Texte fourni:
Marlon James : Oh mon dieu, j’espère (rires). Pour réaliser ces cartes, j'ai dû réapprendre à me servir de Photoshop. J’ai été designer graphique, illustrateur et directeur artistique, notamment pour le chanteur Sean Paul, pour qui j'ai conçu des pochettes d'album. Sinon je suis un très mauvais chanteur.

Notre avant-critique disait de votre ouvrage qu’il s’inspirait « des récits présents dans les traditions orales de différents pays africains (des vallées de l’Omo, du fleuve Niger, de l’empire Songhaï…) ». Etes-vous d’accord avec cette analyse ?

Oui tout à fait. J'ai aussi puisé dans les récits du royaume de Segu, de l'empire du Ghana, et beaucoup de cités de l'ouvrage se basent sur la ville de Timbuktu. Ces lieux m'inspirent car, et bien que je sois sans aucun doute jamaïcain, je suis aussi originaire d'Afrique de l'Ouest, mes ancêtres sont venus par bateau d'esclaves. Par contre, le deuxième tome se déroule principalement en Afrique du Sud.

Liste des données:
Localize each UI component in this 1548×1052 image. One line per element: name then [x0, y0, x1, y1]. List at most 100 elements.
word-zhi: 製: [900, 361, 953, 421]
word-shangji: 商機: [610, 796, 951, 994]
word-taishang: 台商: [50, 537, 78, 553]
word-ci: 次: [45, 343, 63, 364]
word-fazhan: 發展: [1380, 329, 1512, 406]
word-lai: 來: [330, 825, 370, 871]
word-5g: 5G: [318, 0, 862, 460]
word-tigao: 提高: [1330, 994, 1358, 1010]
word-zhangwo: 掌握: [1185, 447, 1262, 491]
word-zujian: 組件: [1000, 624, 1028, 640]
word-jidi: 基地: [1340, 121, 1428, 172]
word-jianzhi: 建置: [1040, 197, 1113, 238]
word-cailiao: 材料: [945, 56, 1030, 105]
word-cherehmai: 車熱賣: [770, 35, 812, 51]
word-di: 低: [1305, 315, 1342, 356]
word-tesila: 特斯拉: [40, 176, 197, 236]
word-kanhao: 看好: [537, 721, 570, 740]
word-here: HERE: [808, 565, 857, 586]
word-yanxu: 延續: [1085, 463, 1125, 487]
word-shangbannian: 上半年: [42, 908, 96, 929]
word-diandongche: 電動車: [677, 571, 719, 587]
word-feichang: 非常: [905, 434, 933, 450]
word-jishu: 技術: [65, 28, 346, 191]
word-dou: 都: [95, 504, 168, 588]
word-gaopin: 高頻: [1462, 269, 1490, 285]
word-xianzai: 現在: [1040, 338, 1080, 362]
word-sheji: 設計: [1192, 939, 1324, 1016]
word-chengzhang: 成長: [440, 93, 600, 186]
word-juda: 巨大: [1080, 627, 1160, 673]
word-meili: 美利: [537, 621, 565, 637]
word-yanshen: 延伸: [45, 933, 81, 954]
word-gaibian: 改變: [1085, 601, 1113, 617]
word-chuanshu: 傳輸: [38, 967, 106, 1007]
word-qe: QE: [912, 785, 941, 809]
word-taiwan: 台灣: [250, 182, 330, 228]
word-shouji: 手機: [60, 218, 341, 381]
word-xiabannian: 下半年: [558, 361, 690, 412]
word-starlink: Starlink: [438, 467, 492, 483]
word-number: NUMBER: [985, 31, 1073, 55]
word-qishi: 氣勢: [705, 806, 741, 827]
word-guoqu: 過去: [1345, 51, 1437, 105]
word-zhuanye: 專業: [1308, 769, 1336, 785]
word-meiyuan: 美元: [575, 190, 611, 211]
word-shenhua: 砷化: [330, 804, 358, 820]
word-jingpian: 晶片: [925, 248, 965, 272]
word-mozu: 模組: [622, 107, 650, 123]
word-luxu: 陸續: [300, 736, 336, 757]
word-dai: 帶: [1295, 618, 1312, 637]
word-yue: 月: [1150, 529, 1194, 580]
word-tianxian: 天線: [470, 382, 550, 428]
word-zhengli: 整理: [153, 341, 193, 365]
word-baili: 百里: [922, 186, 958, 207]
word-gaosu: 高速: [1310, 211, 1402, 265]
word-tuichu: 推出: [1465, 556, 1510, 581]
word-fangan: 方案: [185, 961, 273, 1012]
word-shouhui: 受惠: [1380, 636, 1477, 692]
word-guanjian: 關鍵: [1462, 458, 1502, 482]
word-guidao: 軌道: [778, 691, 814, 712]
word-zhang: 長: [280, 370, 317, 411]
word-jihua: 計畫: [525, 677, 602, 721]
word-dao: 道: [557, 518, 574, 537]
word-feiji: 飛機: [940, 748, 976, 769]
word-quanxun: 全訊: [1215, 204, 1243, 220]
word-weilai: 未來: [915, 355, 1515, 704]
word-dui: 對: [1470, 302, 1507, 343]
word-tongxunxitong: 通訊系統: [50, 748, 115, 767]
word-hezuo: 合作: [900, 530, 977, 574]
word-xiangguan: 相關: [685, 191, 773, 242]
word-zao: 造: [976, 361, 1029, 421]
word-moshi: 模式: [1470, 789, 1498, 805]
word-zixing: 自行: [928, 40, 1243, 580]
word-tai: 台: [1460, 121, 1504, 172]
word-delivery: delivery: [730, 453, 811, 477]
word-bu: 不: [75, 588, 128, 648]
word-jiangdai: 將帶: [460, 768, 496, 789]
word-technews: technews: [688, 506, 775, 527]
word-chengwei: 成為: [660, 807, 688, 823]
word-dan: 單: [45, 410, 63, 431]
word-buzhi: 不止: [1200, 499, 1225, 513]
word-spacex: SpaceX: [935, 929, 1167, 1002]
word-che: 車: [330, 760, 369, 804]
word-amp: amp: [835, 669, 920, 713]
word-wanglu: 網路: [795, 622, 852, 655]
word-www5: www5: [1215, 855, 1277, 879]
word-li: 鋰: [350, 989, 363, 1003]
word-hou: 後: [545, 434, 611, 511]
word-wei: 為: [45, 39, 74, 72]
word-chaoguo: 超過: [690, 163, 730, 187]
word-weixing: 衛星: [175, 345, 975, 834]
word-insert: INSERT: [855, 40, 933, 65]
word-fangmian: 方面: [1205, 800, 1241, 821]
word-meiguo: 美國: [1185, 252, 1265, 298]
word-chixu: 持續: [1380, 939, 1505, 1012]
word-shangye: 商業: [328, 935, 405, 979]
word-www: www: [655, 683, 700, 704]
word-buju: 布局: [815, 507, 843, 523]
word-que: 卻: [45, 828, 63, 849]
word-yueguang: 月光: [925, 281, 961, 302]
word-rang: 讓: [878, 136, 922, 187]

Consigne:
Selon l'entretien avec Marlon James, pour quel chanteur a-t-il conçu des pochettes d'album ?

Réponse attendue:
Pour Sean Paul.